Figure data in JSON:
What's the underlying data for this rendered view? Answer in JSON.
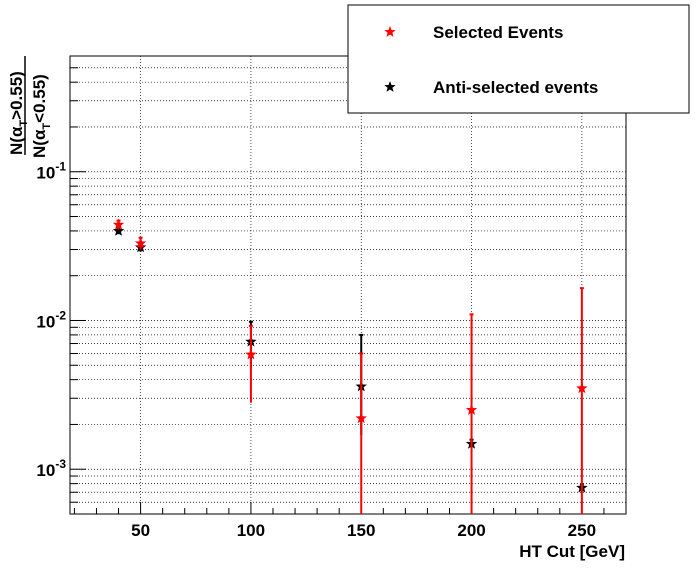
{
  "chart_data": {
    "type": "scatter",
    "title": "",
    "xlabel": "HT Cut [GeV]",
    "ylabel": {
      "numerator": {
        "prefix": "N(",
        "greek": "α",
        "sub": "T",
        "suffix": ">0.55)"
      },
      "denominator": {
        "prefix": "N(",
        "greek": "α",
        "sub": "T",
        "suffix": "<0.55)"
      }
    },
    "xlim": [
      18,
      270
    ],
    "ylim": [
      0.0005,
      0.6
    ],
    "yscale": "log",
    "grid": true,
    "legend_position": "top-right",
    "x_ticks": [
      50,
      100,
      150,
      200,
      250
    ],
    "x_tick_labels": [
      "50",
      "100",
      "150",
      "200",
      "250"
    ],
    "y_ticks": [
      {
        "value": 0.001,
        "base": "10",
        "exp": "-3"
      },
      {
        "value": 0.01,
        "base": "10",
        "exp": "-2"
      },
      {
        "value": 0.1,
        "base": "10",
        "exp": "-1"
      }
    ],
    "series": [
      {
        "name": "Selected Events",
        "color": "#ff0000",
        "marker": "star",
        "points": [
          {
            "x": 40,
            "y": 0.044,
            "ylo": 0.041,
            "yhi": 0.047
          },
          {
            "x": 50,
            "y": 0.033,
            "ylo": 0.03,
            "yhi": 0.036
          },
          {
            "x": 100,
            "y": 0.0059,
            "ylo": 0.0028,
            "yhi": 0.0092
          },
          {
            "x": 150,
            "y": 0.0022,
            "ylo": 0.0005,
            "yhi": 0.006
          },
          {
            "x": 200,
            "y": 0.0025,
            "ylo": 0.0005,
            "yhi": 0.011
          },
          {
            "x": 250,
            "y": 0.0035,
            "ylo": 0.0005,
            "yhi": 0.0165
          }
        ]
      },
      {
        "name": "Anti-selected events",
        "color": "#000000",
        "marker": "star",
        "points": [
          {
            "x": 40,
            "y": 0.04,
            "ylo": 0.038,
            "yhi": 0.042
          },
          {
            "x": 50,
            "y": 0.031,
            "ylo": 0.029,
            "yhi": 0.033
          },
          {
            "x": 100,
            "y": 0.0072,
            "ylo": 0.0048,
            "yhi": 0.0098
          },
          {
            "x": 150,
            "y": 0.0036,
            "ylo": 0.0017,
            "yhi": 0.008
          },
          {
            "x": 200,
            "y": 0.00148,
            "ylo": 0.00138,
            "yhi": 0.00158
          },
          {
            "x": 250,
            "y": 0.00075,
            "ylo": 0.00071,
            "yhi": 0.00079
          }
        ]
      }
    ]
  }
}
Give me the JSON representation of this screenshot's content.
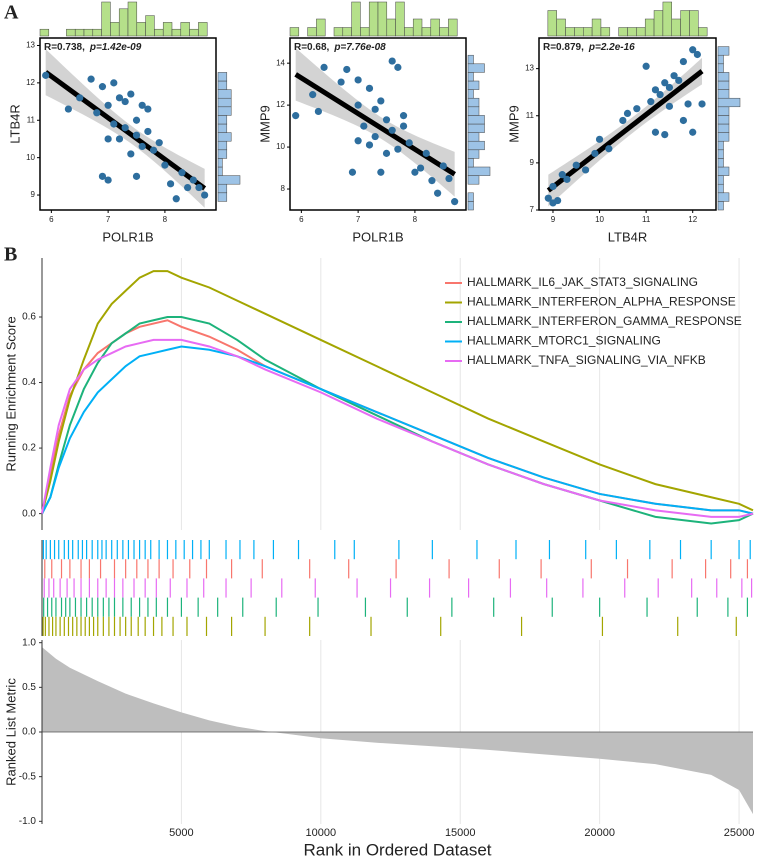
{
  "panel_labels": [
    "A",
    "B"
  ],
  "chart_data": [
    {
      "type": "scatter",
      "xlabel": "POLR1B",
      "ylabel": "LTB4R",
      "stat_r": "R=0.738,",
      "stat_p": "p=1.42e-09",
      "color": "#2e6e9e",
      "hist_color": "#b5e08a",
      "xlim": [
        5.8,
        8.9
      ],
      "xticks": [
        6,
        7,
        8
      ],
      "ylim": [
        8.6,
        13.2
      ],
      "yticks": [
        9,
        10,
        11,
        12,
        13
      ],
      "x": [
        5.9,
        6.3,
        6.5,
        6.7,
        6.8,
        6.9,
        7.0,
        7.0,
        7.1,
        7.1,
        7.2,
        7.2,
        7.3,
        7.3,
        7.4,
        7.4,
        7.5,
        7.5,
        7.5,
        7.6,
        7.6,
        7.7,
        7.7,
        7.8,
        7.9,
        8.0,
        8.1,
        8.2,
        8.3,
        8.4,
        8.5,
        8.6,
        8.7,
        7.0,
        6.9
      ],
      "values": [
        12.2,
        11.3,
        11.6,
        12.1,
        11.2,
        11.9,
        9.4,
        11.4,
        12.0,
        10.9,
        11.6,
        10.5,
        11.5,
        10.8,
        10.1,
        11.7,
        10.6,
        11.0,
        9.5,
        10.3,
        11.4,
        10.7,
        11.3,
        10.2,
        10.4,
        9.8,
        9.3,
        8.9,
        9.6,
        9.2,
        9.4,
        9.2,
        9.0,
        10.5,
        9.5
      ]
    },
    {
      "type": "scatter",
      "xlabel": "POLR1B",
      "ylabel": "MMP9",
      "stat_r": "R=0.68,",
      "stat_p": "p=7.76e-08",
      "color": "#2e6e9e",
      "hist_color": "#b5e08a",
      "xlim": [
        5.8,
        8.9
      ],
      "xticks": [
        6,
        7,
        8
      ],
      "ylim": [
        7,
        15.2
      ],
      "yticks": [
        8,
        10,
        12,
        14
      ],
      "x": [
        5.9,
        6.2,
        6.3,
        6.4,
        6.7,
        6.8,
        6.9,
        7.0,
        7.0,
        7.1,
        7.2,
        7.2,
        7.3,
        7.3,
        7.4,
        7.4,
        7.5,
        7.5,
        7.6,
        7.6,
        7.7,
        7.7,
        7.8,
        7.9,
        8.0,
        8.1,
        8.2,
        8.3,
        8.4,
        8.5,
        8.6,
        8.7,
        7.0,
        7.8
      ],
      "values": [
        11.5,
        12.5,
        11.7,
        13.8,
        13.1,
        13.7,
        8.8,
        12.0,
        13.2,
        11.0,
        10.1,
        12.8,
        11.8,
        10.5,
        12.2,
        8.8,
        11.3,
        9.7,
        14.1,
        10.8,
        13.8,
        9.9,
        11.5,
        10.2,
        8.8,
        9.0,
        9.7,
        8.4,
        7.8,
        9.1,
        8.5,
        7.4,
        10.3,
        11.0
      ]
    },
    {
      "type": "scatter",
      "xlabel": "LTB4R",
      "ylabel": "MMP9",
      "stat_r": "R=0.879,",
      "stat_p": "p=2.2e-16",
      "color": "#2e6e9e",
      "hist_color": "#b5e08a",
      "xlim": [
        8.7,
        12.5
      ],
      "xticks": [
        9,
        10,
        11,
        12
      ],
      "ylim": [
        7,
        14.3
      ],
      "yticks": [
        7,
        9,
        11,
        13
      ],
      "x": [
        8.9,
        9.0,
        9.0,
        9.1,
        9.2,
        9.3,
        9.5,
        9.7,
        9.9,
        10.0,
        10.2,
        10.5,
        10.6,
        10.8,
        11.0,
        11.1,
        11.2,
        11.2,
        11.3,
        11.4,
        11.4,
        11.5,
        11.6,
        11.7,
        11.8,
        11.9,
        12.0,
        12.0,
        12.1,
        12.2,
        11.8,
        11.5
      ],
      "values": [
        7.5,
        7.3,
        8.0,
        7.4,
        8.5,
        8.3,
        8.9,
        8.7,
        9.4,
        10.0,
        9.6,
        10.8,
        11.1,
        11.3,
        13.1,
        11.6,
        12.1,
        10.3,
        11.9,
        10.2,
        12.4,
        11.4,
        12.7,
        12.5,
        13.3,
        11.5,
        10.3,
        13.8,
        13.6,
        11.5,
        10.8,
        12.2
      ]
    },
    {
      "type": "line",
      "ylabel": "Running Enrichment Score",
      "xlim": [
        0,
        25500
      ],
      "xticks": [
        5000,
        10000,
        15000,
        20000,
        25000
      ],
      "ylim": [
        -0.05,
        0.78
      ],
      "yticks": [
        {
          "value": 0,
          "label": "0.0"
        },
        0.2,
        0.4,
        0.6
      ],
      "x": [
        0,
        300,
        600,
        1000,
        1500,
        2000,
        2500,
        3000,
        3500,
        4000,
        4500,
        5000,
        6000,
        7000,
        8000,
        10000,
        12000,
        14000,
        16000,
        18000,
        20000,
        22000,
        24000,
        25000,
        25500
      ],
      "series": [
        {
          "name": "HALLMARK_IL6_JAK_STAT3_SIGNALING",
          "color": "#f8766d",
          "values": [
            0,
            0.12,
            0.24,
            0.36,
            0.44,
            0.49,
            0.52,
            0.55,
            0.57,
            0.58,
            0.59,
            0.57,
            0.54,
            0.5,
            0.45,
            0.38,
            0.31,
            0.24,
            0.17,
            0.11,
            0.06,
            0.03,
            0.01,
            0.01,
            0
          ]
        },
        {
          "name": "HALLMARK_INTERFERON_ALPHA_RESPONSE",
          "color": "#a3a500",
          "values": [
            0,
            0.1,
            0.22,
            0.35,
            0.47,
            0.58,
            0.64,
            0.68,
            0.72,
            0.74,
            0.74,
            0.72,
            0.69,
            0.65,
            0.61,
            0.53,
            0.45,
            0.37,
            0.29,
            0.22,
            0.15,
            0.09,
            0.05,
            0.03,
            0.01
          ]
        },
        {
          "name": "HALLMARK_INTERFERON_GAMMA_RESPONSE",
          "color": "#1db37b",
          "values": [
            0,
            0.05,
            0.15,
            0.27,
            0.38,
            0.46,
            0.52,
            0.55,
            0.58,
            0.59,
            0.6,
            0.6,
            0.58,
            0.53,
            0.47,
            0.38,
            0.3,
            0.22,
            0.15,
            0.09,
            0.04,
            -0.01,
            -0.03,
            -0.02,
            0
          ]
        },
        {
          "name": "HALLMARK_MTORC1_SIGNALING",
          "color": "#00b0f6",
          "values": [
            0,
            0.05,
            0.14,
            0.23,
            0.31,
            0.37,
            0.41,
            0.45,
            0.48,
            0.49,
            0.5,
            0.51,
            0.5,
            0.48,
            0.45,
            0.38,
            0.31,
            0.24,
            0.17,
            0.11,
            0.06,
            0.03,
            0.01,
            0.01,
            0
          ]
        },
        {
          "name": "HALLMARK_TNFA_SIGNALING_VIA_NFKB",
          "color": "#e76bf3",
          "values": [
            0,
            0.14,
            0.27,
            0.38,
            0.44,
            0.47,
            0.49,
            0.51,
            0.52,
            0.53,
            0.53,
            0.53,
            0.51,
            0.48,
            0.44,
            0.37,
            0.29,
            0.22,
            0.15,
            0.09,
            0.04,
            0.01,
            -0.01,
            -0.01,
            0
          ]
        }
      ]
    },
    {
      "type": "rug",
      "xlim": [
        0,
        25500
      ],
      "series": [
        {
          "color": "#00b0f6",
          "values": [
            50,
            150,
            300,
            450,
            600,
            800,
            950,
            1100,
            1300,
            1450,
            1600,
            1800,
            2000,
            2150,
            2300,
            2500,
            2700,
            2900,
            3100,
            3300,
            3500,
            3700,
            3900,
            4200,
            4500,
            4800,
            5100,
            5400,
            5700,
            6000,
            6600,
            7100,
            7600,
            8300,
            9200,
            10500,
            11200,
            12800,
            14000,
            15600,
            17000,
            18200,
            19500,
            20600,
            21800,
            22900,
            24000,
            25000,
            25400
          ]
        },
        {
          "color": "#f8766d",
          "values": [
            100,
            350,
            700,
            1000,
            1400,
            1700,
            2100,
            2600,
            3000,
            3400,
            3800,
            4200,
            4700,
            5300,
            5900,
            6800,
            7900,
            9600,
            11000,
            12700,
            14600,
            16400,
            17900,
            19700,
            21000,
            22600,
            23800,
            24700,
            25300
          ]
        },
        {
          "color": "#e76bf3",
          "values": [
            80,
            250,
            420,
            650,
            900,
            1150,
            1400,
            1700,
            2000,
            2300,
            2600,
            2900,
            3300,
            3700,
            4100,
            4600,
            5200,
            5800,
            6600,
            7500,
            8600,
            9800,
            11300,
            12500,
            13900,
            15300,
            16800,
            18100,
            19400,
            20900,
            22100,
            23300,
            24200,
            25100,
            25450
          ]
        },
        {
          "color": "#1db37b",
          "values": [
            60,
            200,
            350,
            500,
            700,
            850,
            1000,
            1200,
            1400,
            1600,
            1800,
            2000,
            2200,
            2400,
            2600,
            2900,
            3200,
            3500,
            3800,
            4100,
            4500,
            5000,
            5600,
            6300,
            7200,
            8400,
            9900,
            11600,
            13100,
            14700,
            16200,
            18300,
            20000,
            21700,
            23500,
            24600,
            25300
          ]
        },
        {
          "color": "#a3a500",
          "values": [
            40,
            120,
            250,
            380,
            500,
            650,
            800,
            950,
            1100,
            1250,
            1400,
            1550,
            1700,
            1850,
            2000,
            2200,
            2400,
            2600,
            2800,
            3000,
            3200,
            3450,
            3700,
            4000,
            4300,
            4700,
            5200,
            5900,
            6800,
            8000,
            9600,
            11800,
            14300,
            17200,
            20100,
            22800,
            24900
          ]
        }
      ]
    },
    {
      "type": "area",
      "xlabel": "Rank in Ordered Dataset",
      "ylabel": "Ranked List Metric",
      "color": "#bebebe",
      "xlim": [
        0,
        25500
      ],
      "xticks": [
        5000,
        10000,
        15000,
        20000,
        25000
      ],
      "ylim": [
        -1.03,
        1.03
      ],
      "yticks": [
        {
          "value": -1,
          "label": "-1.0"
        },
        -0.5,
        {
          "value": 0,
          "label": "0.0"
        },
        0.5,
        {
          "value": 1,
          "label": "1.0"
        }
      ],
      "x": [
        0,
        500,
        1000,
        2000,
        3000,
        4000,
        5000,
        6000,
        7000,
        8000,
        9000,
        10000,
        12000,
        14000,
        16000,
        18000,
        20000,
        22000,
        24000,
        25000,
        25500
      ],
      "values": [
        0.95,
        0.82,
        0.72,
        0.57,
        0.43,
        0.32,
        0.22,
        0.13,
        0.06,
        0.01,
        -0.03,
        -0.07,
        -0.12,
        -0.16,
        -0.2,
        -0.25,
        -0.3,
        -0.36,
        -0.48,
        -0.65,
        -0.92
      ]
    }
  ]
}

▶ [What you need to do] From the listing above, pick out every line containing "type".

▶ [Answer to this problem]
    "type": "scatter",
      "type": "scatter",
      "type": "scatter",
      "type": "scatter",
      "type": "line",
      "type": "rug",
      "type": "area",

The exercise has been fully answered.